TASK GOAL: Among the entries that follow, tally the lines with the string "ylabel". Give no more than the number.

ENTRIES PROVIDED:
---

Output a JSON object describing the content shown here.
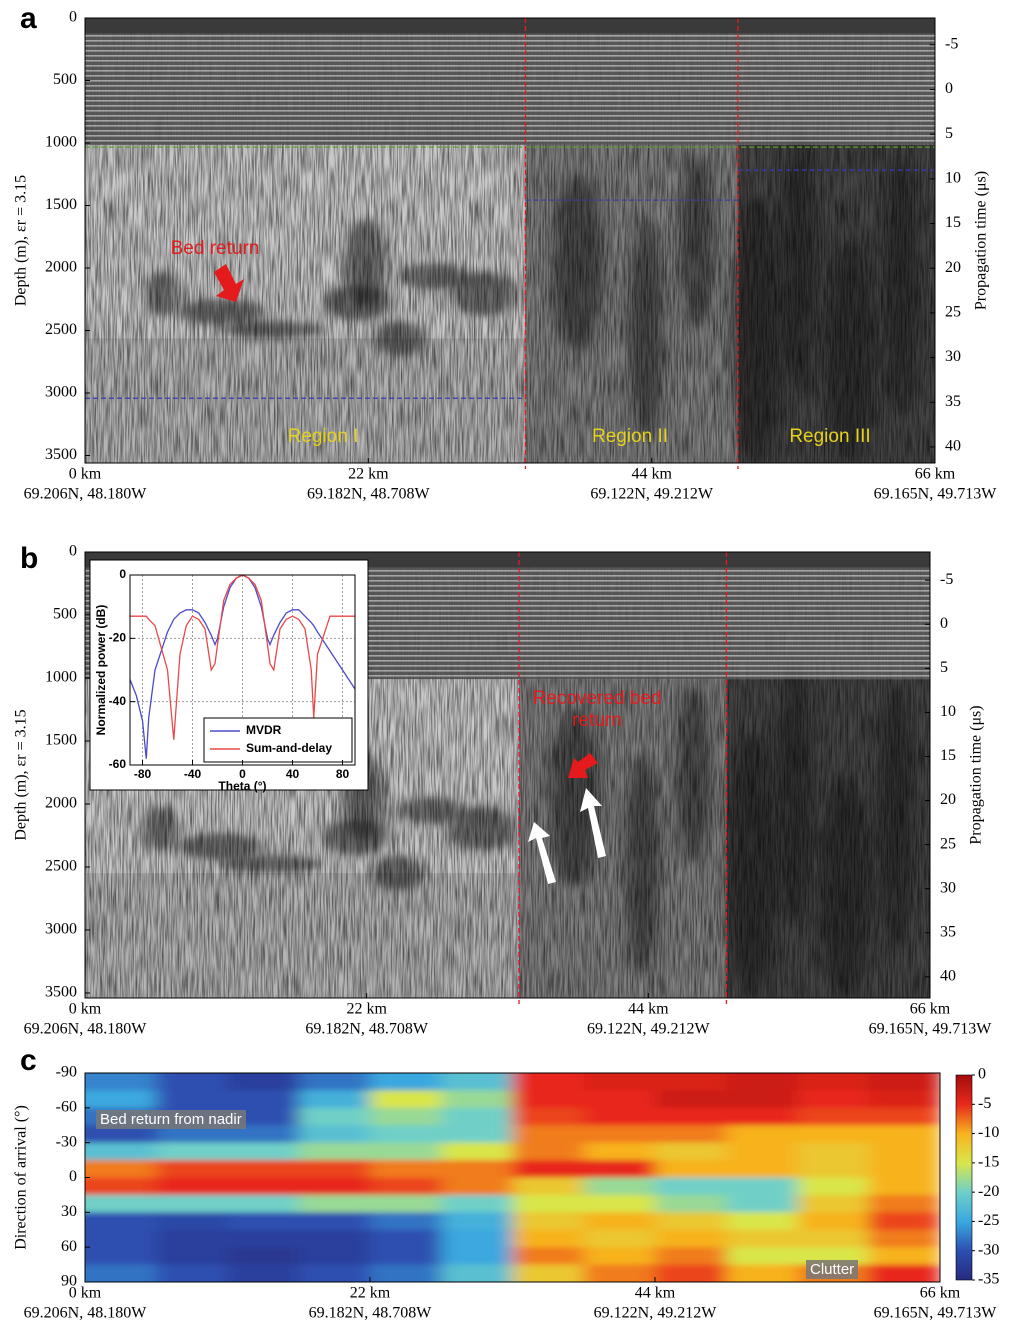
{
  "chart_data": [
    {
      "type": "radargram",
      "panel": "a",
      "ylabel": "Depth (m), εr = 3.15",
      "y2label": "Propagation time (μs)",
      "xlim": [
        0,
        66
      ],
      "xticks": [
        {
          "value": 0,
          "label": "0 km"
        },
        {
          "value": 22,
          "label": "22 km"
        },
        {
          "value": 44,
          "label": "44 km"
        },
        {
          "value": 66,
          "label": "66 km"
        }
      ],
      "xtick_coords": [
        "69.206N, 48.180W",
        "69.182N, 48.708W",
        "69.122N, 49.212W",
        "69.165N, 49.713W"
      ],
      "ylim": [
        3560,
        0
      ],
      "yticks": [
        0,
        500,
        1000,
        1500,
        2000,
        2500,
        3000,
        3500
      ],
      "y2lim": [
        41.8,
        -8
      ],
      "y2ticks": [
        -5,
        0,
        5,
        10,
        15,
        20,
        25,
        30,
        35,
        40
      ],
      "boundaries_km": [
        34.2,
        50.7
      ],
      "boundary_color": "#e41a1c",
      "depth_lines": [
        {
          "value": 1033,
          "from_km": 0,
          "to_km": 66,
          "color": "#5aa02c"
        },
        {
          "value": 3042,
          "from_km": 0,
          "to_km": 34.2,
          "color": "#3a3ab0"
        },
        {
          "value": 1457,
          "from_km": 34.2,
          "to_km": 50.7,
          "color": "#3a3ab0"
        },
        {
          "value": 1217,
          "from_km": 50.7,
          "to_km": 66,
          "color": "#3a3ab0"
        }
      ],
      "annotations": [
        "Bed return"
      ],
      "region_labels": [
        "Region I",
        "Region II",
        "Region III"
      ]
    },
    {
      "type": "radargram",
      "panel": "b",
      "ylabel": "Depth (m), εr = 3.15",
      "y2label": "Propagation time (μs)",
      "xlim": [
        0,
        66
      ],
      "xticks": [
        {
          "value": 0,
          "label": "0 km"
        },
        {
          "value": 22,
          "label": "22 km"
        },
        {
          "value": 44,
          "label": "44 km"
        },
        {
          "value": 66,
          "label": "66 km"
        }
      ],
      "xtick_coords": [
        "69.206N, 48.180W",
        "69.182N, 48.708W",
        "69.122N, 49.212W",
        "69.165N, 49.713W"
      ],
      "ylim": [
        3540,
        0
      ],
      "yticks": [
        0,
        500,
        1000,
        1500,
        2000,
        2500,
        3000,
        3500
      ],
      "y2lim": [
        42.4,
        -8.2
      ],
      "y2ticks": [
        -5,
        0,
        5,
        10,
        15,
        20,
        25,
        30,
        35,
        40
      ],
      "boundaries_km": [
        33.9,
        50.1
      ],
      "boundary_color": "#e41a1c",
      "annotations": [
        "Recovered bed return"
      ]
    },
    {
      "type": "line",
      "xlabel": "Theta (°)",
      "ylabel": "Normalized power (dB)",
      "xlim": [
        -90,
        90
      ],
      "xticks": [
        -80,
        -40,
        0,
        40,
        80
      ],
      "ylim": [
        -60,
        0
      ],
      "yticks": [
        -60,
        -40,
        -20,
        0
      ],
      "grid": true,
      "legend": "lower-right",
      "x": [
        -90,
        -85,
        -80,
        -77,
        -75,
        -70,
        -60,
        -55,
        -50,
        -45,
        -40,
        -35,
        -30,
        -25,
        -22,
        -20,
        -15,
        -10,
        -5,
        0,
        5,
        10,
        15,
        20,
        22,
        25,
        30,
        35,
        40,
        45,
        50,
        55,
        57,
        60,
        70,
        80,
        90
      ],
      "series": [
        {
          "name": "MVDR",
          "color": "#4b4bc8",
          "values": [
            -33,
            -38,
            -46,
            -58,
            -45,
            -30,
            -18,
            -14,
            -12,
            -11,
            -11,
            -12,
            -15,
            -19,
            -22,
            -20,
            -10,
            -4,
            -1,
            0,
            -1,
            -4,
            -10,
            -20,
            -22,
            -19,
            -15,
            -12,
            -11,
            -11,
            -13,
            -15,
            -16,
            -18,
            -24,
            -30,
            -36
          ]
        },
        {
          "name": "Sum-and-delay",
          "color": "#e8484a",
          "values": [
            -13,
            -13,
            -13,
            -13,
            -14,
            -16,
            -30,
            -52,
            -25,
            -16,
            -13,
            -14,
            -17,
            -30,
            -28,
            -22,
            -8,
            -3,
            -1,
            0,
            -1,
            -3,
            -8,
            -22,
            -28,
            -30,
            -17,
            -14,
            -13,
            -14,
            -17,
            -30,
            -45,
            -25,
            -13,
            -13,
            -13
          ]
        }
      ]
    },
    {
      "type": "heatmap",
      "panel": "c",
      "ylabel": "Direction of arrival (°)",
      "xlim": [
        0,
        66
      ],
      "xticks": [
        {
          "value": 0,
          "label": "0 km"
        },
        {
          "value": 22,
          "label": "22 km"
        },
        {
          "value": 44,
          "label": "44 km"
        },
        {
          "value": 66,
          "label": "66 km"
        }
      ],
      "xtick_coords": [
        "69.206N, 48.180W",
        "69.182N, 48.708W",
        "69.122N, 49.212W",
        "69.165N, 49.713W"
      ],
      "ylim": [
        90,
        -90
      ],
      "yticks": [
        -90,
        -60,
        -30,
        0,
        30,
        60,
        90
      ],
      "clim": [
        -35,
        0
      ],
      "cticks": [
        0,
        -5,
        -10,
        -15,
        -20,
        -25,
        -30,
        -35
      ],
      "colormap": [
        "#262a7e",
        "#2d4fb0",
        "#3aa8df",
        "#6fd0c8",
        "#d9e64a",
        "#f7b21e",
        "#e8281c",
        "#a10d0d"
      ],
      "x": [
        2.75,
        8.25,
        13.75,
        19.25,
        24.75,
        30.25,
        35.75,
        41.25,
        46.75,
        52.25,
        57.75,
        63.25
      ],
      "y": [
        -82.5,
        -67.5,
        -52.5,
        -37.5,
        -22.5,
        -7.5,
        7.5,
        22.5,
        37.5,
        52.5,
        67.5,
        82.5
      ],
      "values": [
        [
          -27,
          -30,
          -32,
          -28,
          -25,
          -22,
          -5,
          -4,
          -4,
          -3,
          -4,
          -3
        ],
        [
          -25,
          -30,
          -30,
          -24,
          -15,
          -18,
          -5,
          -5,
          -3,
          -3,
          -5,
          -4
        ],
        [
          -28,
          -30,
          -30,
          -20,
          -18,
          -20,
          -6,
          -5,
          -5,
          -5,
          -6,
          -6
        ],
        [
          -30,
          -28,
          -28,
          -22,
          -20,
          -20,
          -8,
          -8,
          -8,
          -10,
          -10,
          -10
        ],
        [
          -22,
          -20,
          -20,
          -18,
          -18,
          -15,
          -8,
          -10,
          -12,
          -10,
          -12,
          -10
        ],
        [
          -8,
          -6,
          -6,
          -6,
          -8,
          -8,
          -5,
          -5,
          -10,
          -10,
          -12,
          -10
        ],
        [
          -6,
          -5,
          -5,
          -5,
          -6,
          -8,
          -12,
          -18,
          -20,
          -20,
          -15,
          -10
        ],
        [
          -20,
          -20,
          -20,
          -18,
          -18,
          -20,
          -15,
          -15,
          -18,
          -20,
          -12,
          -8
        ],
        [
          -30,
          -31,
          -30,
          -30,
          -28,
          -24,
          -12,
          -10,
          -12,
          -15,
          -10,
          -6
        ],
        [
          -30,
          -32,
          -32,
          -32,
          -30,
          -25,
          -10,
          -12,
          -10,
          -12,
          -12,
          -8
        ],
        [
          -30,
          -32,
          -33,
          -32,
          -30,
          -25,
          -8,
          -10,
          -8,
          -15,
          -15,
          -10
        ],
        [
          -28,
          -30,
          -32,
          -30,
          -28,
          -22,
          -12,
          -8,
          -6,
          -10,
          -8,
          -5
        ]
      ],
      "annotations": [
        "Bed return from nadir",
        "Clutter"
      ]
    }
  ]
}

---

CORRECT RESULT: 4